▸ EXERCISE GOAL
Every line containing the word "Daily" needs to be found and copied.

Entries from a dataset
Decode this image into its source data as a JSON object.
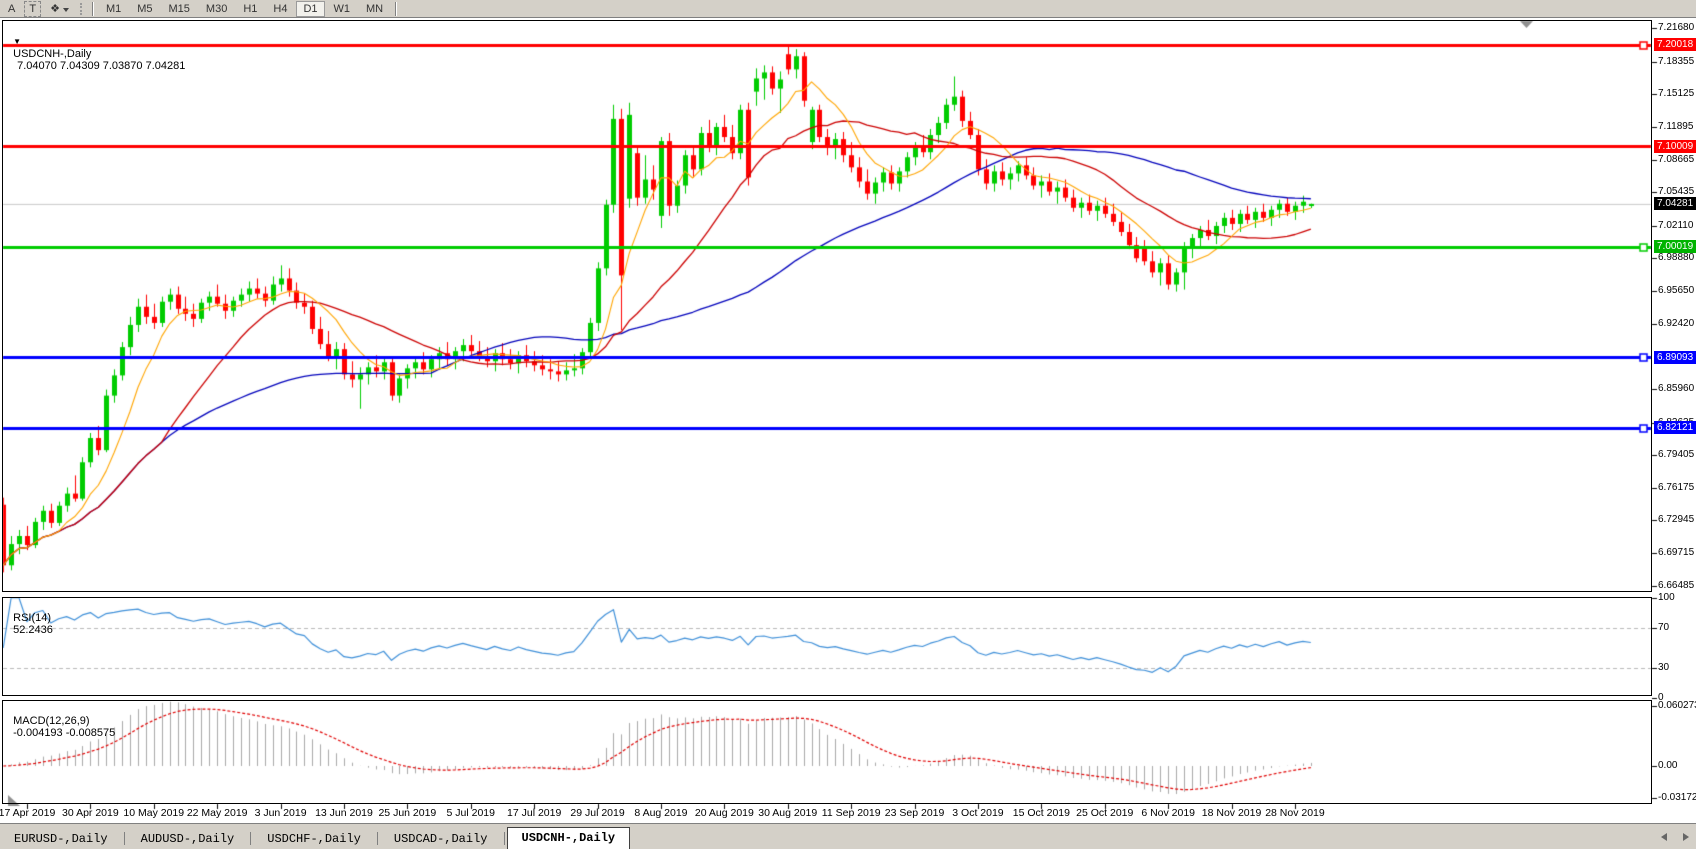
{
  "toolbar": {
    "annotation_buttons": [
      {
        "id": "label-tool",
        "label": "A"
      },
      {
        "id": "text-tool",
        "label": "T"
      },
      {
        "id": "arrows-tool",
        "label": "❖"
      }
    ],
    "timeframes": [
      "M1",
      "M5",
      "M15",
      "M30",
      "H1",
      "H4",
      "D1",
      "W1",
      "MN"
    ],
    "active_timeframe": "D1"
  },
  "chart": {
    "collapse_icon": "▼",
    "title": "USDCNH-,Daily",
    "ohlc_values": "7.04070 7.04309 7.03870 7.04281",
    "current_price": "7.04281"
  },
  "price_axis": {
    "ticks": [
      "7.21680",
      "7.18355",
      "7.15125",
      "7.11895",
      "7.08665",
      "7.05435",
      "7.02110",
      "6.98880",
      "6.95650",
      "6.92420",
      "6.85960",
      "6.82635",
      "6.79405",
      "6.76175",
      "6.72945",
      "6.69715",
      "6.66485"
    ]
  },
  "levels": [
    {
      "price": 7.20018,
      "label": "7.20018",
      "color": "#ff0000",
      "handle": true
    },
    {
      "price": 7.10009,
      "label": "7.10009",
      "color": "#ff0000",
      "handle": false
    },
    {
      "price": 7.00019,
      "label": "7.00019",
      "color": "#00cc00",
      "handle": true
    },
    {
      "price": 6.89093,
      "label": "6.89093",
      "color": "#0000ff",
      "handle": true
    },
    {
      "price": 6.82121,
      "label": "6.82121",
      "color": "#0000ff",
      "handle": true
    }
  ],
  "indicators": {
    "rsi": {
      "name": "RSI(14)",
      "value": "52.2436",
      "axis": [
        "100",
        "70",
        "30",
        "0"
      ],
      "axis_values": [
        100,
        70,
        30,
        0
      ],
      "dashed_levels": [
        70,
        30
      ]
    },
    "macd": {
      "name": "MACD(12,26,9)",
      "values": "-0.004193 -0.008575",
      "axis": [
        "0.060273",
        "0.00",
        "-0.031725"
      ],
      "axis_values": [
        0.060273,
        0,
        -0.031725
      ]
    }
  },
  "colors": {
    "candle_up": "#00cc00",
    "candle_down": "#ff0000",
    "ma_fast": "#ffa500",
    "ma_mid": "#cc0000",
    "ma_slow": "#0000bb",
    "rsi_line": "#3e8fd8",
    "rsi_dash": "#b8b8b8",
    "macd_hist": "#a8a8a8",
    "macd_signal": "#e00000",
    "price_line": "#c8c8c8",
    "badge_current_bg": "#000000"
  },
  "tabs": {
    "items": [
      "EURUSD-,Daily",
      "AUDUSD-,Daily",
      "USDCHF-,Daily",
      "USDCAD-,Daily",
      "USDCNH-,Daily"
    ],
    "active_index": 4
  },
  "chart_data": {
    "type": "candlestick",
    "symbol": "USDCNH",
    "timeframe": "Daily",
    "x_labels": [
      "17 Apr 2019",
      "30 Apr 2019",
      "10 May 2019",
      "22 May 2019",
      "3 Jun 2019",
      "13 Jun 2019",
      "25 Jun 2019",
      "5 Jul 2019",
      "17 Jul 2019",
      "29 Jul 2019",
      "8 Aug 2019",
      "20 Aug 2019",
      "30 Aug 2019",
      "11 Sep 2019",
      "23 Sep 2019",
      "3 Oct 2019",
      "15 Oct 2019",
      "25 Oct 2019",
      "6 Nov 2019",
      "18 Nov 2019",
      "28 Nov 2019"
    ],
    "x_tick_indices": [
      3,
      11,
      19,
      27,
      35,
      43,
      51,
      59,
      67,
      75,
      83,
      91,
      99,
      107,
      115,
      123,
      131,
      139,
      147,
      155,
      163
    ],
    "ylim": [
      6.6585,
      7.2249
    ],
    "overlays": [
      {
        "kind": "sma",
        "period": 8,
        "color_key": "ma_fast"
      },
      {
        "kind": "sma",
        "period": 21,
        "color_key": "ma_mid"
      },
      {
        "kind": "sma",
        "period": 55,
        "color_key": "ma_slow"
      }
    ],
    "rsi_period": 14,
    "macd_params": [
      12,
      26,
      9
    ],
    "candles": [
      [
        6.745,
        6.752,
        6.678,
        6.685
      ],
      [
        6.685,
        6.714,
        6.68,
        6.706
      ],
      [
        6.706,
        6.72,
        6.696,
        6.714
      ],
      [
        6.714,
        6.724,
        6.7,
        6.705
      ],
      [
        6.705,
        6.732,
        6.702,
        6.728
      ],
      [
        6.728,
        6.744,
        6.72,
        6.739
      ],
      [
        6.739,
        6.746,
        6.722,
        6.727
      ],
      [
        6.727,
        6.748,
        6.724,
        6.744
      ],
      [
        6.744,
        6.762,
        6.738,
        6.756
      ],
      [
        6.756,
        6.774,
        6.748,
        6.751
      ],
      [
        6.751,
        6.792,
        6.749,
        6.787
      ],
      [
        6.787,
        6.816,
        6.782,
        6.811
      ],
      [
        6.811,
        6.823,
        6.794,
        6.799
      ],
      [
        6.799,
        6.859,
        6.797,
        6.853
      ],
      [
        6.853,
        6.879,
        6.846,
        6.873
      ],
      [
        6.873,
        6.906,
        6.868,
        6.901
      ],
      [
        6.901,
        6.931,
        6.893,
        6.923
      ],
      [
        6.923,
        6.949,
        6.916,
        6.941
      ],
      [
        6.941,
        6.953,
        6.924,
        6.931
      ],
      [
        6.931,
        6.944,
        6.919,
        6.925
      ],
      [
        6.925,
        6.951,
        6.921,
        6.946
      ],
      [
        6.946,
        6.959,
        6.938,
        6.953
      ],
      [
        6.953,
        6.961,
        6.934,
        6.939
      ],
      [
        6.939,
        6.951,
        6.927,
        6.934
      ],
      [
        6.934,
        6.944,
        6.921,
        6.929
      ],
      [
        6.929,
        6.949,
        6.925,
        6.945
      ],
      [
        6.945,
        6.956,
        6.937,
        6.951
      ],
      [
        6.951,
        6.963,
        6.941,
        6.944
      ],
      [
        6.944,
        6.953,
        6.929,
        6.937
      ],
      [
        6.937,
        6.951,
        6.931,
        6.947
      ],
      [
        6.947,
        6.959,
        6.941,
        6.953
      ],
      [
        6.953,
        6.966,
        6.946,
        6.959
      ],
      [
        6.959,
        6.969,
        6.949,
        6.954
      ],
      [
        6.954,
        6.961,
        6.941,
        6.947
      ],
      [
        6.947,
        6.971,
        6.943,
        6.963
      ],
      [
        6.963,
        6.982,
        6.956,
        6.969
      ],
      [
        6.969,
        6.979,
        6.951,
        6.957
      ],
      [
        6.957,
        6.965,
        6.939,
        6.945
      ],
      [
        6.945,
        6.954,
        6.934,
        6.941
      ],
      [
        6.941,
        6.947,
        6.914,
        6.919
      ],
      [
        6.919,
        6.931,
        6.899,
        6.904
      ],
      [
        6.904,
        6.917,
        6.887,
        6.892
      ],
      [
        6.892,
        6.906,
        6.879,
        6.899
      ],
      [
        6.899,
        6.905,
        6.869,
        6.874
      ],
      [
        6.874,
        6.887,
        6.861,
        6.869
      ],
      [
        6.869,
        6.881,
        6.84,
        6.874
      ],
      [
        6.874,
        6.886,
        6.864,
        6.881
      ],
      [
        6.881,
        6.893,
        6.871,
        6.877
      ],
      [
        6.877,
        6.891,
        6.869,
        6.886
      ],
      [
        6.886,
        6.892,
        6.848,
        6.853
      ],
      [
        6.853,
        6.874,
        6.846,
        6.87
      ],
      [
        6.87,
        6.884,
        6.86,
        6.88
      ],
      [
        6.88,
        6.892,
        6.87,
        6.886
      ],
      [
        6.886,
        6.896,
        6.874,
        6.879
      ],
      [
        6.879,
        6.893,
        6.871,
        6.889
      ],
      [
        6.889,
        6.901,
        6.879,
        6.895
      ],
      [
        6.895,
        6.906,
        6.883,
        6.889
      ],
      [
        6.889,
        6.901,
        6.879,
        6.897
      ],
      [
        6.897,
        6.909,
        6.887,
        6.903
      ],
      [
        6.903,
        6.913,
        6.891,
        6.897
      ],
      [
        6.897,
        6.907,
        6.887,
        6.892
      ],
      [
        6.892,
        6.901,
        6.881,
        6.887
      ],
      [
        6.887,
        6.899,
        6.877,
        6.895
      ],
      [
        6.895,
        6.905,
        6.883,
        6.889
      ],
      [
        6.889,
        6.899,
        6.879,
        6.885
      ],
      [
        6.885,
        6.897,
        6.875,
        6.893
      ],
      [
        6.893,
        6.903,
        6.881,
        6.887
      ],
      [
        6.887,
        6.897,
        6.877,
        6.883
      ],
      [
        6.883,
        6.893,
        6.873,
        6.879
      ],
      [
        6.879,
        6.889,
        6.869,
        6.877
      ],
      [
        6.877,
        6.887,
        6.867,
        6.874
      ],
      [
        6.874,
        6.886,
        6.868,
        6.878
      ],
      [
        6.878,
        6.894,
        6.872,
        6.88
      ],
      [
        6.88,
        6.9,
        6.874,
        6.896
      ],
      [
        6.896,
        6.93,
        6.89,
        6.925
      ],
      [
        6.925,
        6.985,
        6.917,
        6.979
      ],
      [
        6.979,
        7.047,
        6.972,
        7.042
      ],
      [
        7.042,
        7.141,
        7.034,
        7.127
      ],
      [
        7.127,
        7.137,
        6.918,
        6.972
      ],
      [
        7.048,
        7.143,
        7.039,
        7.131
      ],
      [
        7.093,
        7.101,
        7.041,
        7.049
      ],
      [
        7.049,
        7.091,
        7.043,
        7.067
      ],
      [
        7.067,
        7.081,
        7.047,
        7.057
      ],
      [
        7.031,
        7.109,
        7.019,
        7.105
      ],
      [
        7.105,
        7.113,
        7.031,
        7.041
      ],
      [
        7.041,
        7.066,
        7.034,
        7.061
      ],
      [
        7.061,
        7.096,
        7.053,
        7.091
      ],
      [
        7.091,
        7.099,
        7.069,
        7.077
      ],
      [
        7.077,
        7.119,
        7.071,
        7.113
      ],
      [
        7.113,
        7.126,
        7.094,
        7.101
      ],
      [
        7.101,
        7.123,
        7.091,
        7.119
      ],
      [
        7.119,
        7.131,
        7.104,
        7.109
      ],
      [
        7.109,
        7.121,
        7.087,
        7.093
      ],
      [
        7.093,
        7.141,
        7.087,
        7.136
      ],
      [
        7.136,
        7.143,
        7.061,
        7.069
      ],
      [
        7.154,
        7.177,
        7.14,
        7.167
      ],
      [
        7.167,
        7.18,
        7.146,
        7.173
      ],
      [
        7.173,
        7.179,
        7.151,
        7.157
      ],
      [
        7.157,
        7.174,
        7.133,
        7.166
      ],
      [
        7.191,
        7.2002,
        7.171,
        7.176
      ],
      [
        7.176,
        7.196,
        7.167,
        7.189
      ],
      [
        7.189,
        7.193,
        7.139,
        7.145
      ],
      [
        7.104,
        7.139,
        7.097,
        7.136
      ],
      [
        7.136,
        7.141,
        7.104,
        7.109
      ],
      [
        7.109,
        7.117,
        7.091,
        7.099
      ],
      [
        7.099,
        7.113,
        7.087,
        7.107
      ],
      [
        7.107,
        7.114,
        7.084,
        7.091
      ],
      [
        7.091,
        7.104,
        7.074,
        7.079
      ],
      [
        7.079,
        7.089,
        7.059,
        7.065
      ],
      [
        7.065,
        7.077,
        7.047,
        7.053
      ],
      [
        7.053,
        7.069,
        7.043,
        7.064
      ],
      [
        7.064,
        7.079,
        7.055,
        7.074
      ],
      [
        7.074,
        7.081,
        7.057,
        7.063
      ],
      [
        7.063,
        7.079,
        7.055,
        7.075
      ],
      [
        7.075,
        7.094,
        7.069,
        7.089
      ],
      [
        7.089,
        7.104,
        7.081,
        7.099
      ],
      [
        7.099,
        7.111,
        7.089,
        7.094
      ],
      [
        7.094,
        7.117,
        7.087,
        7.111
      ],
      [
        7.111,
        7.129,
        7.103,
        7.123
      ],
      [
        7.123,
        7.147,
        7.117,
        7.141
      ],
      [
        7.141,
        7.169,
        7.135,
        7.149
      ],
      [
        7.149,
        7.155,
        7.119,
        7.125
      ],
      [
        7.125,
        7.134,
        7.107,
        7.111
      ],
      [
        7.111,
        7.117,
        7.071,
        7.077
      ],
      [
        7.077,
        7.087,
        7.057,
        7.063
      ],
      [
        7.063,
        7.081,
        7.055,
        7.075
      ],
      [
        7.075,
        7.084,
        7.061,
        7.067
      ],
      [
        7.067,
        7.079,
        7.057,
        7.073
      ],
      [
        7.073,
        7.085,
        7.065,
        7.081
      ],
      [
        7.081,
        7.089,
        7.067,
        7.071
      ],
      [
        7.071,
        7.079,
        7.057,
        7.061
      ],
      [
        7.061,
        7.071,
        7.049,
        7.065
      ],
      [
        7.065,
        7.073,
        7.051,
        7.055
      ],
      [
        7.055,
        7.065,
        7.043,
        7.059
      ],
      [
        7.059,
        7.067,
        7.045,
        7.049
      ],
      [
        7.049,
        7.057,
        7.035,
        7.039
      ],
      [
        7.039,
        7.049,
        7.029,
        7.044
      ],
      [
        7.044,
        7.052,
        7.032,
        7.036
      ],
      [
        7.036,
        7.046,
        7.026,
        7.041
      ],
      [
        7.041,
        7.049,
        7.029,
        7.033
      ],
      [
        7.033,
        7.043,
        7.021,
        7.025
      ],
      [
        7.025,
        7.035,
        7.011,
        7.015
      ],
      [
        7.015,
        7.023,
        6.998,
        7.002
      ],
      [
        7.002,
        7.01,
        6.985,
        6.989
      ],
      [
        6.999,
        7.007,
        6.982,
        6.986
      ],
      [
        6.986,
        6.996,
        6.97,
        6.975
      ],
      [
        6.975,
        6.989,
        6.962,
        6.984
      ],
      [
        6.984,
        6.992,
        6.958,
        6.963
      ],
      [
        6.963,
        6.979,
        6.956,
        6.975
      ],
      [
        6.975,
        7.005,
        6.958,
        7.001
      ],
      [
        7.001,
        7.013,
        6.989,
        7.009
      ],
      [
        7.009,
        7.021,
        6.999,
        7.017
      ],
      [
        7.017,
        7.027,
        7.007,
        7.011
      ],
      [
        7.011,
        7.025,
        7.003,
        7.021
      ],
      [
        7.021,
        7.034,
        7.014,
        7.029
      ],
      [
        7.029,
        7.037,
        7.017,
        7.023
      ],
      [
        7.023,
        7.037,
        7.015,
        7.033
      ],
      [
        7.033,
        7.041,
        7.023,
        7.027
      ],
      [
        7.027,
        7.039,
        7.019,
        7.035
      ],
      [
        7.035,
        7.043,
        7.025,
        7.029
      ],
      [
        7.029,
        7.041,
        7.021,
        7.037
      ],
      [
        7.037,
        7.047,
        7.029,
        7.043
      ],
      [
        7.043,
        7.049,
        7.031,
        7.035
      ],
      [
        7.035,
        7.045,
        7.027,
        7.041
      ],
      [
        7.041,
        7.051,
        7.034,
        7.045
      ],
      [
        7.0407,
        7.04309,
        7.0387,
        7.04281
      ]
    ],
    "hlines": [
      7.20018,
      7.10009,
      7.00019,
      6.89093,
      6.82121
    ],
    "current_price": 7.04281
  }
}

▸ SOLUTION
    "title": "USDCNH-,Daily",
      "EURUSD-,Daily",
      "AUDUSD-,Daily",
      "USDCHF-,Daily",
      "USDCAD-,Daily",
      "USDCNH-,Daily"
    "timeframe": "Daily",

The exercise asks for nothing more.